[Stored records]
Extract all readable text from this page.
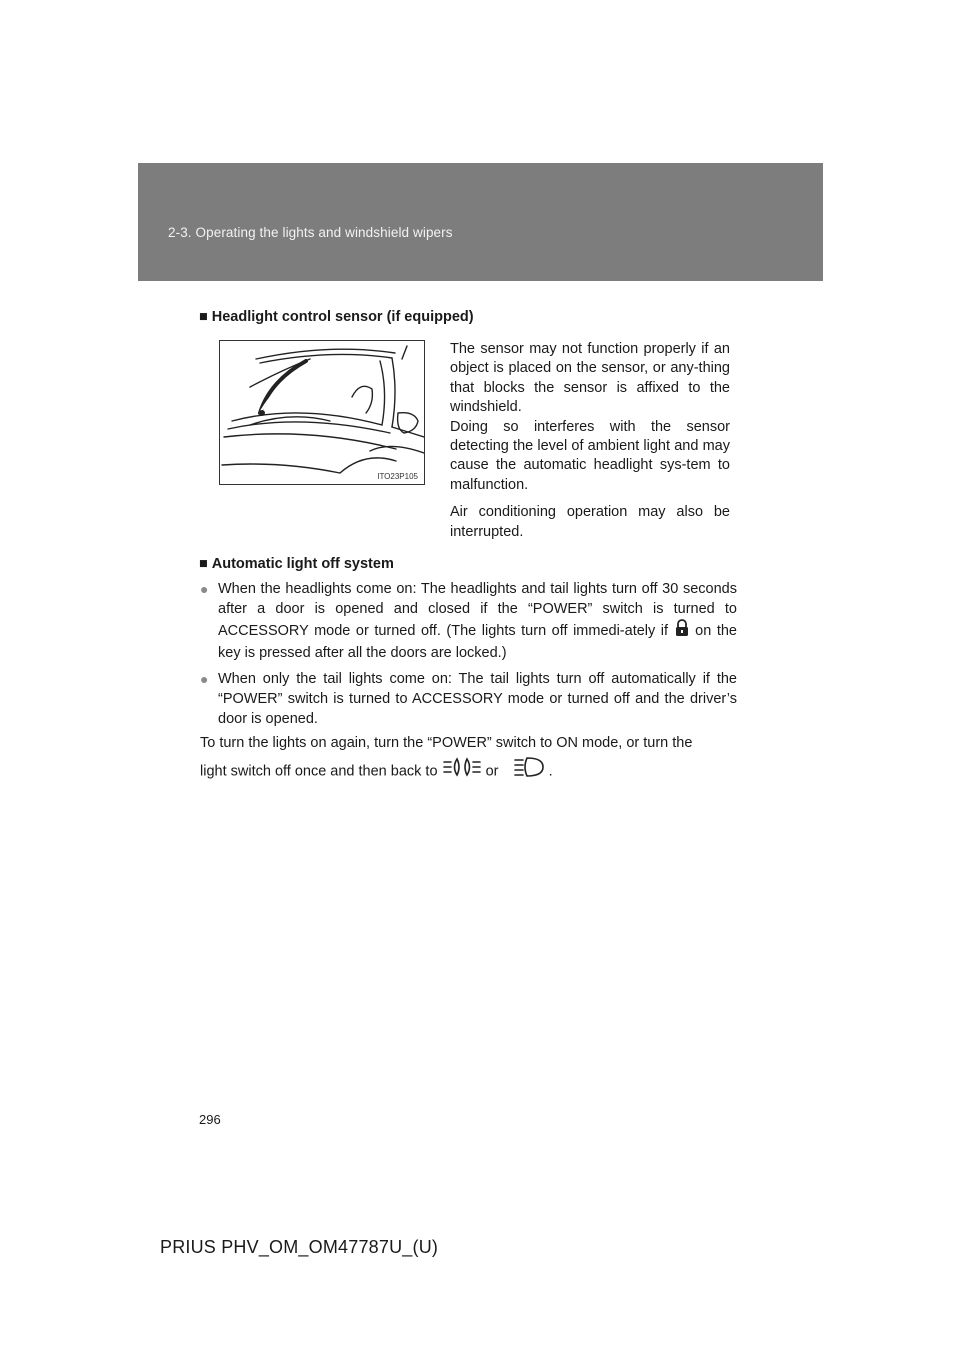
2-3. Operating the lights and windshield wipers
■ Headlight control sensor (if equipped)
ITO23P105

The sensor may not function properly if an object is placed on the sensor, or any-thing that blocks the sensor is affixed to the windshield.

Doing so interferes with the sensor detecting the level of ambient light and may cause the automatic headlight sys-tem to malfunction.

Air conditioning operation may also be interrupted.

■ Automatic light off system
● When the headlights come on: The headlights and tail lights turn off 30 seconds after a door is opened and closed if the “POWER” switch is turned to ACCESSORY mode or turned off. (The lights turn off immedi-ately if on the key is pressed after all the doors are locked.)
● When only the tail lights come on: The tail lights turn off automatically if the “POWER” switch is turned to ACCESSORY mode or turned off and the driver’s door is opened.
To turn the lights on again, turn the “POWER” switch to ON mode, or turn the
light switch off once and then back to	or	.
296
PRIUS PHV_OM_OM47787U_(U)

**Task statement**
Give the entries again without a single change, but with no pictures.

**Task result**
Extract all readable text from this page.
2-3. Operating the lights and windshield wipers
■ Headlight control sensor (if equipped)
ITO23P105

The sensor may not function properly if an object is placed on the sensor, or any-thing that blocks the sensor is affixed to the windshield.

Doing so interferes with the sensor detecting the level of ambient light and may cause the automatic headlight sys-tem to malfunction.

Air conditioning operation may also be interrupted.

■ Automatic light off system
● When the headlights come on: The headlights and tail lights turn off 30 seconds after a door is opened and closed if the “POWER” switch is turned to ACCESSORY mode or turned off. (The lights turn off immedi-ately if on the key is pressed after all the doors are locked.)
● When only the tail lights come on: The tail lights turn off automatically if the “POWER” switch is turned to ACCESSORY mode or turned off and the driver’s door is opened.
To turn the lights on again, turn the “POWER” switch to ON mode, or turn the
light switch off once and then back to	or	.
296
PRIUS PHV_OM_OM47787U_(U)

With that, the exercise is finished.